• [Short exercise]
Pick out all lines in the listing holding the string "What" and copy them.

• [Stored data]
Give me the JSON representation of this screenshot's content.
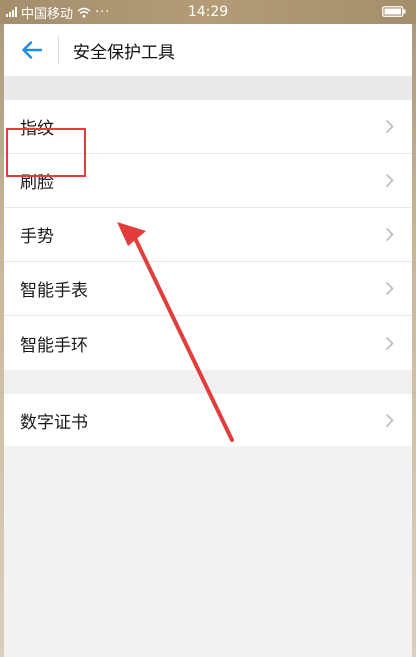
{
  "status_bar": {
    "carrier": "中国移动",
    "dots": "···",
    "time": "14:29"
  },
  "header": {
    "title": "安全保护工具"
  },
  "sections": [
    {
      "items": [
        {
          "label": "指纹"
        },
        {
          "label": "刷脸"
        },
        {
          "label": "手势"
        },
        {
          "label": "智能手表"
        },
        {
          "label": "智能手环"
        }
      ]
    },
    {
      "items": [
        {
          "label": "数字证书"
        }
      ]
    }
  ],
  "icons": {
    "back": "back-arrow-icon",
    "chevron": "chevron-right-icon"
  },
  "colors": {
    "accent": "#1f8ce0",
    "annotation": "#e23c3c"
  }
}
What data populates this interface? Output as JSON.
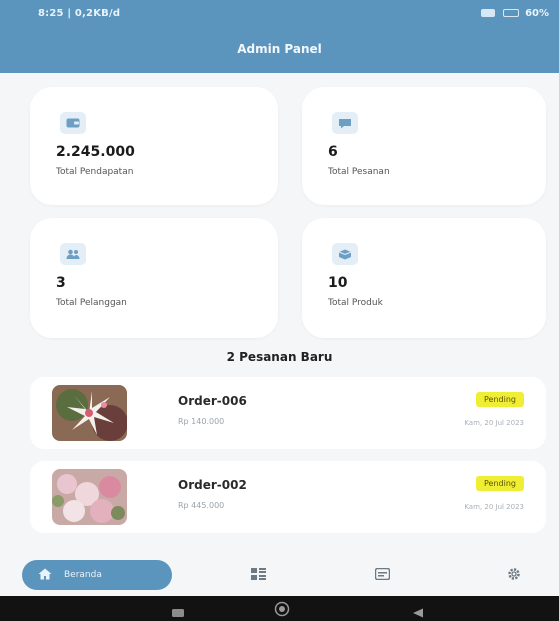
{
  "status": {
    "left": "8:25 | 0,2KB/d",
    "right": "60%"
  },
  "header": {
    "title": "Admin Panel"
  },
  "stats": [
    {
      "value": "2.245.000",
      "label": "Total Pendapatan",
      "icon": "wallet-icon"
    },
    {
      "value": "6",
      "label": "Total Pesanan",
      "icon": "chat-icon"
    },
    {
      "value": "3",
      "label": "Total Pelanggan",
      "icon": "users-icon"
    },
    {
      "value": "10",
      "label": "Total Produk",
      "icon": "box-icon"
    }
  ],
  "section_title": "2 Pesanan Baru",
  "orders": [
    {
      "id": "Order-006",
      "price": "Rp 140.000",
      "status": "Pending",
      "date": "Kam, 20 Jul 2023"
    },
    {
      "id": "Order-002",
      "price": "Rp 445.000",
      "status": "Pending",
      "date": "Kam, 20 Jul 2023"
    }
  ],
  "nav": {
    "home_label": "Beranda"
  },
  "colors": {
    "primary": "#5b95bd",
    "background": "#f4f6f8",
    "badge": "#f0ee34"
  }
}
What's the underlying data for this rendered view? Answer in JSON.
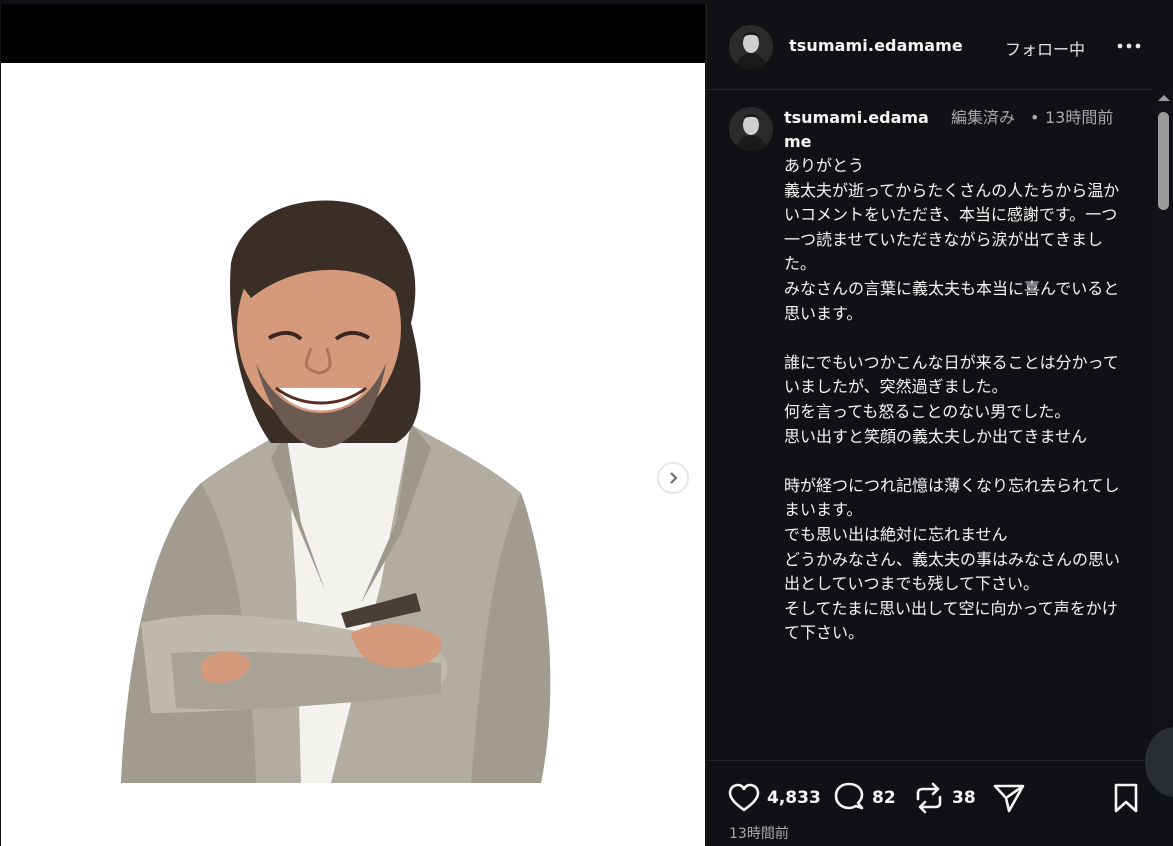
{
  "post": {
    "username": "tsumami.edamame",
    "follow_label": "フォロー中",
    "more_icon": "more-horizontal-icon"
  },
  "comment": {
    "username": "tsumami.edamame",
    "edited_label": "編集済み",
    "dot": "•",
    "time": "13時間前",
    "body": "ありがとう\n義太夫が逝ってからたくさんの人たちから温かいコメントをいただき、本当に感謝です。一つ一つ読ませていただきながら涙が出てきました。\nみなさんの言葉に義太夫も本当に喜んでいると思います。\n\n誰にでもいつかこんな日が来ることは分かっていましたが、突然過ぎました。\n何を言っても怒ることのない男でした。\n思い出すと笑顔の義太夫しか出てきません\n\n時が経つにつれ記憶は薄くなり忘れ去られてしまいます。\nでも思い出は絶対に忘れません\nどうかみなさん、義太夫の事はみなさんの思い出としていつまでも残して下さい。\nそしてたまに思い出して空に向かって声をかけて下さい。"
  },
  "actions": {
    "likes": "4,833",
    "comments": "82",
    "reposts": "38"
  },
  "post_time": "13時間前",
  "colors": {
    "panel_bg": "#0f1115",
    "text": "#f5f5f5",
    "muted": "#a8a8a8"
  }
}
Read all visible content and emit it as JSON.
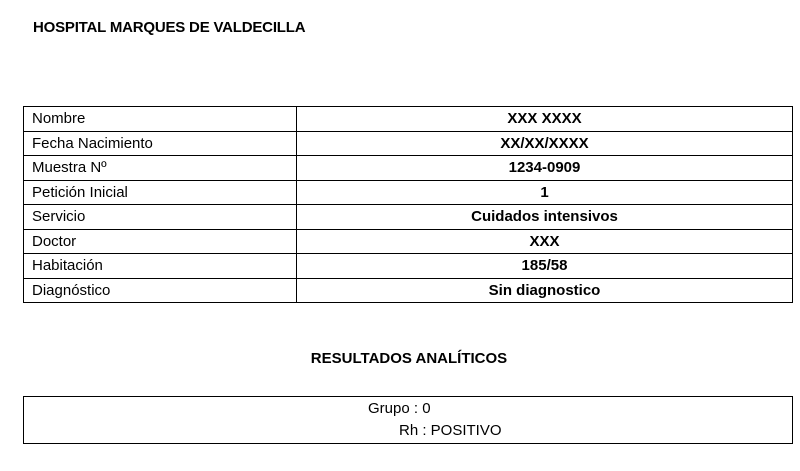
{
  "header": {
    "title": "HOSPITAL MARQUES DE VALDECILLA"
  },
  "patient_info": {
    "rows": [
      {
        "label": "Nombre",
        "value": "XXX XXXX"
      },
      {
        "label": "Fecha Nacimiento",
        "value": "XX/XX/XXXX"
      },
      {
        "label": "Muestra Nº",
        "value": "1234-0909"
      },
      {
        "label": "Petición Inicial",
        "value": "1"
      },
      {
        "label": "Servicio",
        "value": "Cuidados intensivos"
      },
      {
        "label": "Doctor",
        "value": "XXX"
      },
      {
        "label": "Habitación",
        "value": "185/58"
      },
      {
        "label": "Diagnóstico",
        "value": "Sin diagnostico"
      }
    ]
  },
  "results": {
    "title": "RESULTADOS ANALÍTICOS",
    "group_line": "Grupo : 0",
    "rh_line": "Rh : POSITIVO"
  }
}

• [Reply to the exercise]
What data populates this interface? Output as JSON.
What's the underlying data for this rendered view? Answer in JSON.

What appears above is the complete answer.